▸ Directions
Transcribe every line, keeping it exact.

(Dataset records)
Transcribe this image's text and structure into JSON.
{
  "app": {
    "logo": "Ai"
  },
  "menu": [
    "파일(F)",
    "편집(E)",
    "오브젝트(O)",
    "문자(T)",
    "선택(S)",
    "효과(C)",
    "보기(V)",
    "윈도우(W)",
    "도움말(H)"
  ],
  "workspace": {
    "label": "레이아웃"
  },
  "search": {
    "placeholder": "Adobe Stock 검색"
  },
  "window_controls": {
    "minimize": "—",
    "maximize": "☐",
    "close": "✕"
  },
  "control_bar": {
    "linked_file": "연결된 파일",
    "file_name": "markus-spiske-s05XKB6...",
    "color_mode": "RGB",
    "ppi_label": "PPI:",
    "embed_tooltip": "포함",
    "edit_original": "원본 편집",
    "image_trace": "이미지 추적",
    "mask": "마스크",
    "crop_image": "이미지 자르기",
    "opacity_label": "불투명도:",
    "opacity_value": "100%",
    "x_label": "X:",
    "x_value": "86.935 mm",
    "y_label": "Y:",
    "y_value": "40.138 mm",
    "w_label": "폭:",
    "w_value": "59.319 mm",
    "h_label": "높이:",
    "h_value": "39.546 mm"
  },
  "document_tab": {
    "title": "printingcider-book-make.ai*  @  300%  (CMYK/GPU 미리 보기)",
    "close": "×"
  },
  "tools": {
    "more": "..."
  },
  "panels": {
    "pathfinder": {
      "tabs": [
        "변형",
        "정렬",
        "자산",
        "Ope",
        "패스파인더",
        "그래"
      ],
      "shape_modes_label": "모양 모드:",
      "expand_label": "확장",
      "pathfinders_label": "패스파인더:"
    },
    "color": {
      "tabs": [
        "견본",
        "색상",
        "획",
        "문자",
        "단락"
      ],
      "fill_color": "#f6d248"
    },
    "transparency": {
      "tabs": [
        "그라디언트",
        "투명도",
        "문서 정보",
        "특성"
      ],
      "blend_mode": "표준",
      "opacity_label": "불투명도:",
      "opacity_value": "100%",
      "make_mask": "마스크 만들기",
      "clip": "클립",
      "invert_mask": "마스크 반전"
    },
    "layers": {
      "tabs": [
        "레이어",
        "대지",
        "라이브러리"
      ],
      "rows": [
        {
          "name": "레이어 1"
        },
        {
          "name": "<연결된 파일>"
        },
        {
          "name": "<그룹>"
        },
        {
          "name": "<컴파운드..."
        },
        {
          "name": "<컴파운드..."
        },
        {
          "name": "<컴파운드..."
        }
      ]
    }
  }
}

▸ Answer below
Transcribe this image's text and structure into JSON.
{
  "app": {
    "logo": "Ai"
  },
  "menu": [
    "파일(F)",
    "편집(E)",
    "오브젝트(O)",
    "문자(T)",
    "선택(S)",
    "효과(C)",
    "보기(V)",
    "윈도우(W)",
    "도움말(H)"
  ],
  "workspace": {
    "label": "레이아웃"
  },
  "search": {
    "placeholder": "Adobe Stock 검색"
  },
  "window_controls": {
    "minimize": "—",
    "maximize": "☐",
    "close": "✕"
  },
  "control_bar": {
    "linked_file": "연결된 파일",
    "file_name": "markus-spiske-s05XKB6...",
    "color_mode": "RGB",
    "ppi_label": "PPI:",
    "embed_tooltip": "포함",
    "edit_original": "원본 편집",
    "image_trace": "이미지 추적",
    "mask": "마스크",
    "crop_image": "이미지 자르기",
    "opacity_label": "불투명도:",
    "opacity_value": "100%",
    "x_label": "X:",
    "x_value": "86.935 mm",
    "y_label": "Y:",
    "y_value": "40.138 mm",
    "w_label": "폭:",
    "w_value": "59.319 mm",
    "h_label": "높이:",
    "h_value": "39.546 mm"
  },
  "document_tab": {
    "title": "printingcider-book-make.ai*  @  300%  (CMYK/GPU 미리 보기)",
    "close": "×"
  },
  "tools": {
    "more": "..."
  },
  "panels": {
    "pathfinder": {
      "tabs": [
        "변형",
        "정렬",
        "자산",
        "Ope",
        "패스파인더",
        "그래"
      ],
      "shape_modes_label": "모양 모드:",
      "expand_label": "확장",
      "pathfinders_label": "패스파인더:"
    },
    "color": {
      "tabs": [
        "견본",
        "색상",
        "획",
        "문자",
        "단락"
      ],
      "fill_color": "#f6d248"
    },
    "transparency": {
      "tabs": [
        "그라디언트",
        "투명도",
        "문서 정보",
        "특성"
      ],
      "blend_mode": "표준",
      "opacity_label": "불투명도:",
      "opacity_value": "100%",
      "make_mask": "마스크 만들기",
      "clip": "클립",
      "invert_mask": "마스크 반전"
    },
    "layers": {
      "tabs": [
        "레이어",
        "대지",
        "라이브러리"
      ],
      "rows": [
        {
          "name": "레이어 1"
        },
        {
          "name": "<연결된 파일>"
        },
        {
          "name": "<그룹>"
        },
        {
          "name": "<컴파운드..."
        },
        {
          "name": "<컴파운드..."
        },
        {
          "name": "<컴파운드..."
        }
      ]
    }
  }
}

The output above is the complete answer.